# What is expected
Search the material below for the word "signal" and copy every line in which it occurs.

--- The data ---

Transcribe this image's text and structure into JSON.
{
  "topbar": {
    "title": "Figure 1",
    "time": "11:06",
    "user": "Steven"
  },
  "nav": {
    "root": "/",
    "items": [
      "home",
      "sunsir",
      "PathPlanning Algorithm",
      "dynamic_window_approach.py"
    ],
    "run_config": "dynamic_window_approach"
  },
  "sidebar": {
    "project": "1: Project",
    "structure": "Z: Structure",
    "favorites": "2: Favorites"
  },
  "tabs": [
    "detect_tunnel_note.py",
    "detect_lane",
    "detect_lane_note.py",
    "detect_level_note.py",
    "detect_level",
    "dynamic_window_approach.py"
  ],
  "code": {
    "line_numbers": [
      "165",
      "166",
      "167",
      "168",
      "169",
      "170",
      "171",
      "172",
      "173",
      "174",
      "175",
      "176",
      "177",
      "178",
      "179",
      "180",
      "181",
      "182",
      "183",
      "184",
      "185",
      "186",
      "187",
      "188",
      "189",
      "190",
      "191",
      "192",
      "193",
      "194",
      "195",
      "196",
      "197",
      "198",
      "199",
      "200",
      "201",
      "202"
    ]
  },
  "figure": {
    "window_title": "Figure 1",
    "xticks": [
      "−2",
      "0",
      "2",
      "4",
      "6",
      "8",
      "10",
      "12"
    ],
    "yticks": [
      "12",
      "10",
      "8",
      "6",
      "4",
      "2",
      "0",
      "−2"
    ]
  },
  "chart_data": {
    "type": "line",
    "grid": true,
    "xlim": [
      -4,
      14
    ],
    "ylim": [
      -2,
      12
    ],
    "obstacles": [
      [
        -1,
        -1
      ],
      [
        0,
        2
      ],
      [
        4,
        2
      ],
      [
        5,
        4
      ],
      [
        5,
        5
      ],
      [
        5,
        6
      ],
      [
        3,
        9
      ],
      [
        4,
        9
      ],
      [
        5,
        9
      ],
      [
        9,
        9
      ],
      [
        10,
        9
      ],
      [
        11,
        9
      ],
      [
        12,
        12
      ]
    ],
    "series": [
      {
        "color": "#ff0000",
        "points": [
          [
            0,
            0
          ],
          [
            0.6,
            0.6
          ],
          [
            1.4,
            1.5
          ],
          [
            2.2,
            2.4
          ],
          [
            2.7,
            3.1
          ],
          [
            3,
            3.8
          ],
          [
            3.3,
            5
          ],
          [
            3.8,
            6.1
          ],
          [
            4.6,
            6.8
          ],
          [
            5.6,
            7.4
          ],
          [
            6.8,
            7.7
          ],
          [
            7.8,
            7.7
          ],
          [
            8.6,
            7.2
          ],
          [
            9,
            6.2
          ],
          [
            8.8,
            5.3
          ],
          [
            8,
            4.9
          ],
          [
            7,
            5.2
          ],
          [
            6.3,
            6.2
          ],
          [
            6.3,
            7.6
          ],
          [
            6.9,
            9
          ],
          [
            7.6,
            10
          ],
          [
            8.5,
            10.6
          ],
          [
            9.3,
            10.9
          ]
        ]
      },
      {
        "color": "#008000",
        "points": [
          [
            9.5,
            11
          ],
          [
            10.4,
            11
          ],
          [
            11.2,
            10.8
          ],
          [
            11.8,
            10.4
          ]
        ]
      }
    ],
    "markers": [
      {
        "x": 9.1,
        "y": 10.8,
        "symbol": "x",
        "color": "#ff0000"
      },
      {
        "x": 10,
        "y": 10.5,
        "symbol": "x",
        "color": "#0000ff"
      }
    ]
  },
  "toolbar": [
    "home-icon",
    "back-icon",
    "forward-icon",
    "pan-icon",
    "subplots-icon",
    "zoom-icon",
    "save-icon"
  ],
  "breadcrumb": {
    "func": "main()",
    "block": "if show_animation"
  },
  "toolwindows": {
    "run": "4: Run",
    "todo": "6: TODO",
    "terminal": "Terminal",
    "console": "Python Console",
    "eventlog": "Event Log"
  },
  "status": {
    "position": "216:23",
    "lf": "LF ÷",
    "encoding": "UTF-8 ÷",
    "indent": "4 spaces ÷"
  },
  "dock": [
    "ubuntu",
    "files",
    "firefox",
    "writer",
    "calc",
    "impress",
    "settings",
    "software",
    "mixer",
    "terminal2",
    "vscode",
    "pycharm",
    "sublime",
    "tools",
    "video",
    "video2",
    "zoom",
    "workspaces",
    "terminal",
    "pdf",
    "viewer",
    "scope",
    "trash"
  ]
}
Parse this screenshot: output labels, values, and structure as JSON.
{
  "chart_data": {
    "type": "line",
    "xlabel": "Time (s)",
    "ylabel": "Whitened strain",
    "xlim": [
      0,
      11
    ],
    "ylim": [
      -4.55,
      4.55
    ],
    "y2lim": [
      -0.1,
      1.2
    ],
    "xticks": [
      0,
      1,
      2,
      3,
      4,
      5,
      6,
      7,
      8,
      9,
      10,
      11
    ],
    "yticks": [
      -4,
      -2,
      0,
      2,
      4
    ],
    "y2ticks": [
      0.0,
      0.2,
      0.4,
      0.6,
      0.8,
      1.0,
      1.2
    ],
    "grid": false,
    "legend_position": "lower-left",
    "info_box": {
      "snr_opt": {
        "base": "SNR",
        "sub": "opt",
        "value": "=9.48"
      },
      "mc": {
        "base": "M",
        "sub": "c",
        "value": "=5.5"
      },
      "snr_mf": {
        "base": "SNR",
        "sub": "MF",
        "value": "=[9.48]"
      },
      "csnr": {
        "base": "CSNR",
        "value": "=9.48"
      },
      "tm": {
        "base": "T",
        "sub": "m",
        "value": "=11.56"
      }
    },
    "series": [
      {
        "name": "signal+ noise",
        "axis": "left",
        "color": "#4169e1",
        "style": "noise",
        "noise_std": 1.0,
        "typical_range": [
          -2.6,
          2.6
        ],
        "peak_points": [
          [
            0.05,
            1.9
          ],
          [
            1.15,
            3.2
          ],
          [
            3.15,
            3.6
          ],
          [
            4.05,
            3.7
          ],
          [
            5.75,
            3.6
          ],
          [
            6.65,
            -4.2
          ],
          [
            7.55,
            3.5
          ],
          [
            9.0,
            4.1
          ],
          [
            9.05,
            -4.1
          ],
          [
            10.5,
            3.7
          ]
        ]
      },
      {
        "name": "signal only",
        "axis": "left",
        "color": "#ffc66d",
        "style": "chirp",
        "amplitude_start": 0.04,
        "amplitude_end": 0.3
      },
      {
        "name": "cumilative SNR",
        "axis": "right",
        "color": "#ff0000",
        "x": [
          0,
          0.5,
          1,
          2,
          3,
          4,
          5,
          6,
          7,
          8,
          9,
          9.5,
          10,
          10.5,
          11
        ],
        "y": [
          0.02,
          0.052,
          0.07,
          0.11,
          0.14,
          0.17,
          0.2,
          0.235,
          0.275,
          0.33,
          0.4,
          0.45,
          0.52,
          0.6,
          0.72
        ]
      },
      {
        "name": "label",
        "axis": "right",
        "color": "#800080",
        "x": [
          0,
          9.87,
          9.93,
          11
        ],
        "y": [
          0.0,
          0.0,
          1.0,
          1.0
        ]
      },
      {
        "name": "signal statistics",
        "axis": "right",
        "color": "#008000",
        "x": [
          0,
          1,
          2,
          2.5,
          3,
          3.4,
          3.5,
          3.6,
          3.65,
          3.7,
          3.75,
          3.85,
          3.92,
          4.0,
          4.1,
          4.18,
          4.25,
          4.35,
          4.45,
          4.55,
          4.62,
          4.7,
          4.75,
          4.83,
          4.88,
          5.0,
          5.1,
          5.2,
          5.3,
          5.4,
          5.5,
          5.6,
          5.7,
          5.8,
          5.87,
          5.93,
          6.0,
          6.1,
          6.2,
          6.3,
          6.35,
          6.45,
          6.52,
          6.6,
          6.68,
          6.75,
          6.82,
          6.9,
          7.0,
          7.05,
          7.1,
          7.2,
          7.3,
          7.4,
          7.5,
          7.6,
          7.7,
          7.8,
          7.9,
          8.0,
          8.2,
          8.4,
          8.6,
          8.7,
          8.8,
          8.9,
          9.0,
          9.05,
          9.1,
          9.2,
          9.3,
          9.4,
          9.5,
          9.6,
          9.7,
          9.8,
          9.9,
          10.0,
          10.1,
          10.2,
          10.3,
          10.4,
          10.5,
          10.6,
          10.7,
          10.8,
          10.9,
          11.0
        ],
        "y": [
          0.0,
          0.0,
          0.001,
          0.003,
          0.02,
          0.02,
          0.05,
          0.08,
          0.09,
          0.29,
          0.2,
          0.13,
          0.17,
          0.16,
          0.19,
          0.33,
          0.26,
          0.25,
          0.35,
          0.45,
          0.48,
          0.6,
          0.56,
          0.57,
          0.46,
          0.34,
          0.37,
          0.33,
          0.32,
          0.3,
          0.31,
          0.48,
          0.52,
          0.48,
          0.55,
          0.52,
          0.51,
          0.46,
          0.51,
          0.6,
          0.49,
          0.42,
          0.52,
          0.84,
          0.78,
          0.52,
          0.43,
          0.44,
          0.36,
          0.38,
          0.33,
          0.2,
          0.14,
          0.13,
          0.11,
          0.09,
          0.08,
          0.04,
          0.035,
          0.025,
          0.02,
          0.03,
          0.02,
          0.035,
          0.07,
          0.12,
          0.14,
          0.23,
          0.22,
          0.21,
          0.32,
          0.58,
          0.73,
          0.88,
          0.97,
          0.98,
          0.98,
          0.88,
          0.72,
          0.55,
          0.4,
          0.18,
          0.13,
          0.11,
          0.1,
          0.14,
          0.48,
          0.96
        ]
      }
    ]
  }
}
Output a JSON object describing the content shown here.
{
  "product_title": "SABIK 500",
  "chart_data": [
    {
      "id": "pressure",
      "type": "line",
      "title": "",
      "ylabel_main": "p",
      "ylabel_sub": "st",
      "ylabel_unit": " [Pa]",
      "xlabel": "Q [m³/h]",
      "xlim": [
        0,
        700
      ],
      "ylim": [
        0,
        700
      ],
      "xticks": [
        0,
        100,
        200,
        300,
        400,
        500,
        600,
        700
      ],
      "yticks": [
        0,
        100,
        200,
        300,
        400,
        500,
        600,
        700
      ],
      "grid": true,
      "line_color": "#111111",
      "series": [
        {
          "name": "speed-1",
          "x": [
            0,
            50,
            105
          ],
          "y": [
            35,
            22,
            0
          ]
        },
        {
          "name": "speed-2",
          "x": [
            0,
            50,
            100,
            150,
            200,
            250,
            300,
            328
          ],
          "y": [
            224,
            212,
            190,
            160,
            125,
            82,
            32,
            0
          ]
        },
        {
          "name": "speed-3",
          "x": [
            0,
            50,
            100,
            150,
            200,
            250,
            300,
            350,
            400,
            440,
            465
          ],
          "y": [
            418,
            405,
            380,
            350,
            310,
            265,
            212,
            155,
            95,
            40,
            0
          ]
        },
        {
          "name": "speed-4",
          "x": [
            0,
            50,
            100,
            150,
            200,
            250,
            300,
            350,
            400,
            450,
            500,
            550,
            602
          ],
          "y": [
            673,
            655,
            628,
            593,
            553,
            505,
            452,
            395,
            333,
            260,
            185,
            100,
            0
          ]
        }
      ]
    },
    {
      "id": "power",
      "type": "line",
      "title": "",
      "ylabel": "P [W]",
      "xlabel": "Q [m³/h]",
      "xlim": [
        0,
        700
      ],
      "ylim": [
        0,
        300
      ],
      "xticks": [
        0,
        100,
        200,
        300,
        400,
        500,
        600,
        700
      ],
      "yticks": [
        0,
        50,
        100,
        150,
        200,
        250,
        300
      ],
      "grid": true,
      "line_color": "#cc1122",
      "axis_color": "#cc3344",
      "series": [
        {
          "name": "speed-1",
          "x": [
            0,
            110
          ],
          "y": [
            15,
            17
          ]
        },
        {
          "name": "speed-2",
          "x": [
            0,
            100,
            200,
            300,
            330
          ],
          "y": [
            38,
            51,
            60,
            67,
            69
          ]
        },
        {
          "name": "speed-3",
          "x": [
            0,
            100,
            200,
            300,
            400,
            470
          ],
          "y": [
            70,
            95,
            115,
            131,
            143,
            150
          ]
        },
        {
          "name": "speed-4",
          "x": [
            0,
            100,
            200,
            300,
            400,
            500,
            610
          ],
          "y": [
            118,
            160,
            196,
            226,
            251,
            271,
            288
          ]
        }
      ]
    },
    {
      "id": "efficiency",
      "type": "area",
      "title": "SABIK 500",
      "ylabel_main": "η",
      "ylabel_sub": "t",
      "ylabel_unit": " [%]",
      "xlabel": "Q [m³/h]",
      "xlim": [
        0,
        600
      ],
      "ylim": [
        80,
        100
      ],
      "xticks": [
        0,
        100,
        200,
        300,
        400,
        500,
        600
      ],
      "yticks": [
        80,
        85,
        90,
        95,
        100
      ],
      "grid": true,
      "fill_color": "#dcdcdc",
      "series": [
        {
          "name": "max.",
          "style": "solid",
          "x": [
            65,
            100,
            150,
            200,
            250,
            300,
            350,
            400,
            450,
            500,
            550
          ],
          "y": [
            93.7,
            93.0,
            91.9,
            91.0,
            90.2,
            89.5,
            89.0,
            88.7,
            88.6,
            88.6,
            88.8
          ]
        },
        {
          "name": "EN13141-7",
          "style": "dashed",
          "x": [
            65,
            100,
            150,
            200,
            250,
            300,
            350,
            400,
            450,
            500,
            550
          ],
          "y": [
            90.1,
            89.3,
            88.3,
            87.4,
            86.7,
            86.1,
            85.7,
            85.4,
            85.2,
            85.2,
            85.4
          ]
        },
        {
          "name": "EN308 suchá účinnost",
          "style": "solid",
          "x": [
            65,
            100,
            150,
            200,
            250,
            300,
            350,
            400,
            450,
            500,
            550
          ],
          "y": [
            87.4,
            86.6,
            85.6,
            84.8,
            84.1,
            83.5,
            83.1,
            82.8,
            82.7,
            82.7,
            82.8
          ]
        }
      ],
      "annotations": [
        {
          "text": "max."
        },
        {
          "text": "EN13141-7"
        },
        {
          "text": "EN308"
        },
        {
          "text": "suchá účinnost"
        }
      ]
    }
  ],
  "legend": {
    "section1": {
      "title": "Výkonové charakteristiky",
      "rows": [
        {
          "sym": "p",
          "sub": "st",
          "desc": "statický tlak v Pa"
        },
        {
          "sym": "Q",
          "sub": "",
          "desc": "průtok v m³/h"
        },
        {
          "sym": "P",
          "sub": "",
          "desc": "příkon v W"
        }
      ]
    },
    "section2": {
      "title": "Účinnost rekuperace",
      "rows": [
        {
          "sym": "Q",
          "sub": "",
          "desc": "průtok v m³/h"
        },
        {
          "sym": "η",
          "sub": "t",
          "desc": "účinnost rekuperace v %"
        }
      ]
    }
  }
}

---

# Output of the exercise
        "name": "signal+ noise",
        "name": "signal only",
        "name": "signal statistics",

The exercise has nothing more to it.